Stored records:
+---+

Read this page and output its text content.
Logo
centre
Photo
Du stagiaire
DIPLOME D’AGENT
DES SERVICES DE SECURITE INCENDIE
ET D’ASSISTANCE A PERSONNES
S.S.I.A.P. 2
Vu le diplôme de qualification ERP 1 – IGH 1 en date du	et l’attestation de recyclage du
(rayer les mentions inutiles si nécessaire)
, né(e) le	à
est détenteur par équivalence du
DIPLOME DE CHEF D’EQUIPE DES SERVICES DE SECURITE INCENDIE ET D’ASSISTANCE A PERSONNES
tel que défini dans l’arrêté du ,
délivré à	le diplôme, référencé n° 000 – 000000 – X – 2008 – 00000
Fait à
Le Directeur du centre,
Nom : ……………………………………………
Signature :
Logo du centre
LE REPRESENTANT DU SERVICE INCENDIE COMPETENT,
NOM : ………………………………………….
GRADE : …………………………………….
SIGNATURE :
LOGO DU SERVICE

+---+

Set down all of the records shown above once more, exactly.

Read this page and output its text content.
Logo
centre
Photo
Du stagiaire
DIPLOME D’AGENT
DES SERVICES DE SECURITE INCENDIE
ET D’ASSISTANCE A PERSONNES
S.S.I.A.P. 2
Vu le diplôme de qualification ERP 1 – IGH 1 en date du	et l’attestation de recyclage du
(rayer les mentions inutiles si nécessaire)
, né(e) le	à
est détenteur par équivalence du
DIPLOME DE CHEF D’EQUIPE DES SERVICES DE SECURITE INCENDIE ET D’ASSISTANCE A PERSONNES
tel que défini dans l’arrêté du ,
délivré à	le diplôme, référencé n° 000 – 000000 – X – 2008 – 00000
Fait à
Le Directeur du centre,
Nom : ……………………………………………
Signature :
Logo du centre
LE REPRESENTANT DU SERVICE INCENDIE COMPETENT,
NOM : ………………………………………….
GRADE : …………………………………….
SIGNATURE :
LOGO DU SERVICE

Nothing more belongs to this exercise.